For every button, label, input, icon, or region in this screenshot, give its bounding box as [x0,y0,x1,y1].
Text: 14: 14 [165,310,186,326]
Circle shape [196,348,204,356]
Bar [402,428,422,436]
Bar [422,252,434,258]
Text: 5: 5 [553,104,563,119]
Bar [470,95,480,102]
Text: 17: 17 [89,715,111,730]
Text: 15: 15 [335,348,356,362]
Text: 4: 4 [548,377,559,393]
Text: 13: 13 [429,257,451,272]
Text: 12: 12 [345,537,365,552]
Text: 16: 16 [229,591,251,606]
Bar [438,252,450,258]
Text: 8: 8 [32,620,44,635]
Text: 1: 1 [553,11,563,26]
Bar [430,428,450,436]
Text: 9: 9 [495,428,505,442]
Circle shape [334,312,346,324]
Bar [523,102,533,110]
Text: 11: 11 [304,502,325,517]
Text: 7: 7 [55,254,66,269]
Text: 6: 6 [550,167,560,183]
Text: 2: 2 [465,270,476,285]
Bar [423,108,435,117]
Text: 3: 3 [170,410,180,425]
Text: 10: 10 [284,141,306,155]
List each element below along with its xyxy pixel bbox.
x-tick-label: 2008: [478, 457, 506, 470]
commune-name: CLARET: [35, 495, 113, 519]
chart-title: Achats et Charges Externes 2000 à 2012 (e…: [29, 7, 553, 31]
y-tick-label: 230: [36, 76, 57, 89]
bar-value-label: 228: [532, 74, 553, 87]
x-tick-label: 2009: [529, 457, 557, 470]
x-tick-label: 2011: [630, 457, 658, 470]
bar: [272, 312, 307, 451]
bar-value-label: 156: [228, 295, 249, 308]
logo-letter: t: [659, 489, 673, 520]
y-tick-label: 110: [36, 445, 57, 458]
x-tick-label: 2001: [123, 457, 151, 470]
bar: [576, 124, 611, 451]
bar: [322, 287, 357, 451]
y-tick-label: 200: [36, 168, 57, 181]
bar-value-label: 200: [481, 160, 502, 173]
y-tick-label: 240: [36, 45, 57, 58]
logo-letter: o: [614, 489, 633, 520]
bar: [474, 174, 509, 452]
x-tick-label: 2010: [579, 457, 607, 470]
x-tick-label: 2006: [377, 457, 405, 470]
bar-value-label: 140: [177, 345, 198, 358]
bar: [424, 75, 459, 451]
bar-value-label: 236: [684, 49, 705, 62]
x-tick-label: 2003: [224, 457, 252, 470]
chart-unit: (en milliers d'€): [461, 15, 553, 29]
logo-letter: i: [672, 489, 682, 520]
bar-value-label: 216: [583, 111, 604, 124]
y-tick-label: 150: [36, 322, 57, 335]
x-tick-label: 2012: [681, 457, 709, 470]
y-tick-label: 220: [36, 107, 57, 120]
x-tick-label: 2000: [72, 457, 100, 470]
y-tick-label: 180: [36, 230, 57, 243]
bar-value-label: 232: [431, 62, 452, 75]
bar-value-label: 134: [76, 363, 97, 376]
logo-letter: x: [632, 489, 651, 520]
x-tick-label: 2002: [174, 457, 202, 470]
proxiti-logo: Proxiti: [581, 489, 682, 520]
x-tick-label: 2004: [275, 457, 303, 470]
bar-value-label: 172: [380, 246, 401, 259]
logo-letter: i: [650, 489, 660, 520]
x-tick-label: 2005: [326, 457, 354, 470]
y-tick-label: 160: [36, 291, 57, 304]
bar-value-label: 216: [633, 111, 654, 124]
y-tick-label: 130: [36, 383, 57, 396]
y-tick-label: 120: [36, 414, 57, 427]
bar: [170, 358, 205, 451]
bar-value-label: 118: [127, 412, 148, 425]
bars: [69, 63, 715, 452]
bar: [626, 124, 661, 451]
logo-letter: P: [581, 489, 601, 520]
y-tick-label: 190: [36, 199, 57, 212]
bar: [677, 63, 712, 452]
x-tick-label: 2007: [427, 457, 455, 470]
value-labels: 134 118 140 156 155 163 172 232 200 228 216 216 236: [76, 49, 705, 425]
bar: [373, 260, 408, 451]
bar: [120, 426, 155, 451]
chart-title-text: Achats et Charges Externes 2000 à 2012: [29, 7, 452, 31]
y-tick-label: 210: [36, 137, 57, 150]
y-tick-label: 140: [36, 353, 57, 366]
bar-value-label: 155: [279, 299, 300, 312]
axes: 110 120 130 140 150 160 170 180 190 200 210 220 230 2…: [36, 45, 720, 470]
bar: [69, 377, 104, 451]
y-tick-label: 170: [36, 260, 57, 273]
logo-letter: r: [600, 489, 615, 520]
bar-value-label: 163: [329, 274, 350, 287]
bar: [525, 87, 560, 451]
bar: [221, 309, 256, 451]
- - - -
Reproduce every line of the material above verbatim, in its original order.

Answer to the task:
For every button, label, input, icon, or region in this screenshot, give its bounding box as [x0,y0,x1,y1].
Text: 14: 14 [165,310,186,326]
Circle shape [196,348,204,356]
Bar [402,428,422,436]
Bar [422,252,434,258]
Text: 5: 5 [553,104,563,119]
Bar [470,95,480,102]
Text: 17: 17 [89,715,111,730]
Text: 15: 15 [335,348,356,362]
Text: 4: 4 [548,377,559,393]
Text: 13: 13 [429,257,451,272]
Text: 12: 12 [345,537,365,552]
Text: 16: 16 [229,591,251,606]
Bar [438,252,450,258]
Text: 8: 8 [32,620,44,635]
Text: 1: 1 [553,11,563,26]
Bar [430,428,450,436]
Text: 9: 9 [495,428,505,442]
Circle shape [334,312,346,324]
Bar [523,102,533,110]
Text: 11: 11 [304,502,325,517]
Text: 7: 7 [55,254,66,269]
Text: 6: 6 [550,167,560,183]
Text: 2: 2 [465,270,476,285]
Bar [423,108,435,117]
Text: 3: 3 [170,410,180,425]
Text: 10: 10 [284,141,306,155]
List each element below along with its xyxy pixel bbox.
x-tick-label: 2008: [478, 457, 506, 470]
commune-name: CLARET: [35, 495, 113, 519]
chart-title: Achats et Charges Externes 2000 à 2012 (e…: [29, 7, 553, 31]
y-tick-label: 230: [36, 76, 57, 89]
bar-value-label: 228: [532, 74, 553, 87]
x-tick-label: 2009: [529, 457, 557, 470]
x-tick-label: 2011: [630, 457, 658, 470]
bar: [272, 312, 307, 451]
bar-value-label: 156: [228, 295, 249, 308]
logo-letter: t: [659, 489, 673, 520]
y-tick-label: 110: [36, 445, 57, 458]
x-tick-label: 2001: [123, 457, 151, 470]
bar: [576, 124, 611, 451]
bar: [322, 287, 357, 451]
y-tick-label: 200: [36, 168, 57, 181]
bar-value-label: 200: [481, 160, 502, 173]
y-tick-label: 240: [36, 45, 57, 58]
logo-letter: o: [614, 489, 633, 520]
bar: [474, 174, 509, 452]
x-tick-label: 2010: [579, 457, 607, 470]
x-tick-label: 2006: [377, 457, 405, 470]
bar-value-label: 140: [177, 345, 198, 358]
bar: [424, 75, 459, 451]
bar-value-label: 236: [684, 49, 705, 62]
x-tick-label: 2003: [224, 457, 252, 470]
chart-unit: (en milliers d'€): [461, 15, 553, 29]
logo-letter: i: [672, 489, 682, 520]
bar-value-label: 216: [583, 111, 604, 124]
y-tick-label: 150: [36, 322, 57, 335]
x-tick-label: 2012: [681, 457, 709, 470]
y-tick-label: 220: [36, 107, 57, 120]
x-tick-label: 2000: [72, 457, 100, 470]
y-tick-label: 180: [36, 230, 57, 243]
bar-value-label: 232: [431, 62, 452, 75]
bar-value-label: 134: [76, 363, 97, 376]
logo-letter: x: [632, 489, 651, 520]
x-tick-label: 2002: [174, 457, 202, 470]
proxiti-logo: Proxiti: [581, 489, 682, 520]
x-tick-label: 2004: [275, 457, 303, 470]
bar-value-label: 172: [380, 246, 401, 259]
logo-letter: i: [650, 489, 660, 520]
x-tick-label: 2005: [326, 457, 354, 470]
y-tick-label: 160: [36, 291, 57, 304]
bar-value-label: 216: [633, 111, 654, 124]
y-tick-label: 130: [36, 383, 57, 396]
y-tick-label: 120: [36, 414, 57, 427]
bar: [170, 358, 205, 451]
bar-value-label: 118: [127, 412, 148, 425]
bars: [69, 63, 715, 452]
bar: [626, 124, 661, 451]
logo-letter: P: [581, 489, 601, 520]
y-tick-label: 190: [36, 199, 57, 212]
bar: [677, 63, 712, 452]
x-tick-label: 2007: [427, 457, 455, 470]
value-labels: 134 118 140 156 155 163 172 232 200 228 216 216 236: [76, 49, 705, 425]
bar: [373, 260, 408, 451]
bar: [120, 426, 155, 451]
chart-title-text: Achats et Charges Externes 2000 à 2012: [29, 7, 452, 31]
y-tick-label: 210: [36, 137, 57, 150]
y-tick-label: 140: [36, 353, 57, 366]
bar-value-label: 155: [279, 299, 300, 312]
axes: 110 120 130 140 150 160 170 180 190 200 210 220 230 2…: [36, 45, 720, 470]
bar: [69, 377, 104, 451]
y-tick-label: 170: [36, 260, 57, 273]
logo-letter: r: [600, 489, 615, 520]
bar-value-label: 163: [329, 274, 350, 287]
bar: [525, 87, 560, 451]
bar: [221, 309, 256, 451]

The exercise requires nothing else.